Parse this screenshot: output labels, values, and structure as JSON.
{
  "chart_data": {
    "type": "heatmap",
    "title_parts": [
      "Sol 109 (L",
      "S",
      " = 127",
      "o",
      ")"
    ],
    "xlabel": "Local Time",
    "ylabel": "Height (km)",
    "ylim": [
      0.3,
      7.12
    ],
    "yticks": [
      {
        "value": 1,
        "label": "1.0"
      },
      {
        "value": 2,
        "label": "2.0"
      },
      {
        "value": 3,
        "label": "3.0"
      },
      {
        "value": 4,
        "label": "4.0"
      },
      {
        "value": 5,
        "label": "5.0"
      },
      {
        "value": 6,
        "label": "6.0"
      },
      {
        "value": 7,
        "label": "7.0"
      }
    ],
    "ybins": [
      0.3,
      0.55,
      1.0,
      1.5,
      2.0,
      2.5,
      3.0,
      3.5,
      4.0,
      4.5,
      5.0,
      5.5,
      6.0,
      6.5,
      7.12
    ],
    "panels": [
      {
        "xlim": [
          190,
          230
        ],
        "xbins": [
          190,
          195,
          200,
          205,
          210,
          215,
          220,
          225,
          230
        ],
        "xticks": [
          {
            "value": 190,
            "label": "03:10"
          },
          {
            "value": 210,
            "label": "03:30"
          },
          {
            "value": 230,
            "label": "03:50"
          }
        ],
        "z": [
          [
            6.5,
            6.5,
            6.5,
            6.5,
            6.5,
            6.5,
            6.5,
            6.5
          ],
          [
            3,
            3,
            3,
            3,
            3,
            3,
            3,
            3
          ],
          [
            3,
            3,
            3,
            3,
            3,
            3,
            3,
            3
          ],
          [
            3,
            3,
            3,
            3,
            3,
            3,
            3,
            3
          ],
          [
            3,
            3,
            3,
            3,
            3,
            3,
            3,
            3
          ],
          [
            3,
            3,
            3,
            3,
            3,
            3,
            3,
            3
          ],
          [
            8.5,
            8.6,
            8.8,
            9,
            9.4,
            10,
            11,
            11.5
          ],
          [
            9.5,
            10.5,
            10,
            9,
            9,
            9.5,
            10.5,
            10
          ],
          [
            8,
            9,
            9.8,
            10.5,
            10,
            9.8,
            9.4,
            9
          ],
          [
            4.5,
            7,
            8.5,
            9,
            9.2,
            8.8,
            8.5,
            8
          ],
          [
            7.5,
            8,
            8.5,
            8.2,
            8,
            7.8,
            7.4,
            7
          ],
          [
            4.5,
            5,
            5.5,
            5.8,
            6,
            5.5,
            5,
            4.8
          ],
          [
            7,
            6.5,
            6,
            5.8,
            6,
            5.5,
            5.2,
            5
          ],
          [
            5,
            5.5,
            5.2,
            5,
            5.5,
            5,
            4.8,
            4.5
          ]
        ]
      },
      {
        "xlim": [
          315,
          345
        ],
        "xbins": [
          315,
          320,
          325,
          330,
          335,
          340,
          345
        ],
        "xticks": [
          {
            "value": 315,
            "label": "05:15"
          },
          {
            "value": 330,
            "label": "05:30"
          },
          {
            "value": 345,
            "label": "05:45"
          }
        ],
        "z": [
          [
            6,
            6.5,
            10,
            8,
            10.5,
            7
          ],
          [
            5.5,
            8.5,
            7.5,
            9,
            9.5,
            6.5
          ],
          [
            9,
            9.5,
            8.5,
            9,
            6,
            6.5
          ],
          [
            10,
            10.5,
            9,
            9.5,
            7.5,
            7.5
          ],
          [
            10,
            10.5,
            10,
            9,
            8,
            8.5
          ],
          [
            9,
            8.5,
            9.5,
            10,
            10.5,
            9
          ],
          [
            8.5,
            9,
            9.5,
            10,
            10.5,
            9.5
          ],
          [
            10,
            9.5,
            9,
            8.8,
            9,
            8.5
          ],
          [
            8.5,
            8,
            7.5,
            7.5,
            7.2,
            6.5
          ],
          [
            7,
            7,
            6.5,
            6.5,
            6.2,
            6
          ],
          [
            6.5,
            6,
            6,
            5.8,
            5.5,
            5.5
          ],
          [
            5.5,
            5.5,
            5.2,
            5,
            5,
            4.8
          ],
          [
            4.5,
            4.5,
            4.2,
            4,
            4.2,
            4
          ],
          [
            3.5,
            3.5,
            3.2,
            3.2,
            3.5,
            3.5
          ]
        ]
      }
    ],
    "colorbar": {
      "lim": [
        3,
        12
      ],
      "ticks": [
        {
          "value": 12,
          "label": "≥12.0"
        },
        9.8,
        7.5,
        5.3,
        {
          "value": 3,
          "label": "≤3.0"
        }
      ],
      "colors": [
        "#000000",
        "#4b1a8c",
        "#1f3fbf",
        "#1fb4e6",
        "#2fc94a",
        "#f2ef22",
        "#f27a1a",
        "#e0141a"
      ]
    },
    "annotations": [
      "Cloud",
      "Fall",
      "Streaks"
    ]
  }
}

-------------------------

> [Problem details] Send back all of the entries exactly, with nothing missing.

> [Answer]
Parse this screenshot: output labels, values, and structure as JSON.
{
  "chart_data": {
    "type": "heatmap",
    "title_parts": [
      "Sol 109 (L",
      "S",
      " = 127",
      "o",
      ")"
    ],
    "xlabel": "Local Time",
    "ylabel": "Height (km)",
    "ylim": [
      0.3,
      7.12
    ],
    "yticks": [
      {
        "value": 1,
        "label": "1.0"
      },
      {
        "value": 2,
        "label": "2.0"
      },
      {
        "value": 3,
        "label": "3.0"
      },
      {
        "value": 4,
        "label": "4.0"
      },
      {
        "value": 5,
        "label": "5.0"
      },
      {
        "value": 6,
        "label": "6.0"
      },
      {
        "value": 7,
        "label": "7.0"
      }
    ],
    "ybins": [
      0.3,
      0.55,
      1.0,
      1.5,
      2.0,
      2.5,
      3.0,
      3.5,
      4.0,
      4.5,
      5.0,
      5.5,
      6.0,
      6.5,
      7.12
    ],
    "panels": [
      {
        "xlim": [
          190,
          230
        ],
        "xbins": [
          190,
          195,
          200,
          205,
          210,
          215,
          220,
          225,
          230
        ],
        "xticks": [
          {
            "value": 190,
            "label": "03:10"
          },
          {
            "value": 210,
            "label": "03:30"
          },
          {
            "value": 230,
            "label": "03:50"
          }
        ],
        "z": [
          [
            6.5,
            6.5,
            6.5,
            6.5,
            6.5,
            6.5,
            6.5,
            6.5
          ],
          [
            3,
            3,
            3,
            3,
            3,
            3,
            3,
            3
          ],
          [
            3,
            3,
            3,
            3,
            3,
            3,
            3,
            3
          ],
          [
            3,
            3,
            3,
            3,
            3,
            3,
            3,
            3
          ],
          [
            3,
            3,
            3,
            3,
            3,
            3,
            3,
            3
          ],
          [
            3,
            3,
            3,
            3,
            3,
            3,
            3,
            3
          ],
          [
            8.5,
            8.6,
            8.8,
            9,
            9.4,
            10,
            11,
            11.5
          ],
          [
            9.5,
            10.5,
            10,
            9,
            9,
            9.5,
            10.5,
            10
          ],
          [
            8,
            9,
            9.8,
            10.5,
            10,
            9.8,
            9.4,
            9
          ],
          [
            4.5,
            7,
            8.5,
            9,
            9.2,
            8.8,
            8.5,
            8
          ],
          [
            7.5,
            8,
            8.5,
            8.2,
            8,
            7.8,
            7.4,
            7
          ],
          [
            4.5,
            5,
            5.5,
            5.8,
            6,
            5.5,
            5,
            4.8
          ],
          [
            7,
            6.5,
            6,
            5.8,
            6,
            5.5,
            5.2,
            5
          ],
          [
            5,
            5.5,
            5.2,
            5,
            5.5,
            5,
            4.8,
            4.5
          ]
        ]
      },
      {
        "xlim": [
          315,
          345
        ],
        "xbins": [
          315,
          320,
          325,
          330,
          335,
          340,
          345
        ],
        "xticks": [
          {
            "value": 315,
            "label": "05:15"
          },
          {
            "value": 330,
            "label": "05:30"
          },
          {
            "value": 345,
            "label": "05:45"
          }
        ],
        "z": [
          [
            6,
            6.5,
            10,
            8,
            10.5,
            7
          ],
          [
            5.5,
            8.5,
            7.5,
            9,
            9.5,
            6.5
          ],
          [
            9,
            9.5,
            8.5,
            9,
            6,
            6.5
          ],
          [
            10,
            10.5,
            9,
            9.5,
            7.5,
            7.5
          ],
          [
            10,
            10.5,
            10,
            9,
            8,
            8.5
          ],
          [
            9,
            8.5,
            9.5,
            10,
            10.5,
            9
          ],
          [
            8.5,
            9,
            9.5,
            10,
            10.5,
            9.5
          ],
          [
            10,
            9.5,
            9,
            8.8,
            9,
            8.5
          ],
          [
            8.5,
            8,
            7.5,
            7.5,
            7.2,
            6.5
          ],
          [
            7,
            7,
            6.5,
            6.5,
            6.2,
            6
          ],
          [
            6.5,
            6,
            6,
            5.8,
            5.5,
            5.5
          ],
          [
            5.5,
            5.5,
            5.2,
            5,
            5,
            4.8
          ],
          [
            4.5,
            4.5,
            4.2,
            4,
            4.2,
            4
          ],
          [
            3.5,
            3.5,
            3.2,
            3.2,
            3.5,
            3.5
          ]
        ]
      }
    ],
    "colorbar": {
      "lim": [
        3,
        12
      ],
      "ticks": [
        {
          "value": 12,
          "label": "≥12.0"
        },
        9.8,
        7.5,
        5.3,
        {
          "value": 3,
          "label": "≤3.0"
        }
      ],
      "colors": [
        "#000000",
        "#4b1a8c",
        "#1f3fbf",
        "#1fb4e6",
        "#2fc94a",
        "#f2ef22",
        "#f27a1a",
        "#e0141a"
      ]
    },
    "annotations": [
      "Cloud",
      "Fall",
      "Streaks"
    ]
  }
}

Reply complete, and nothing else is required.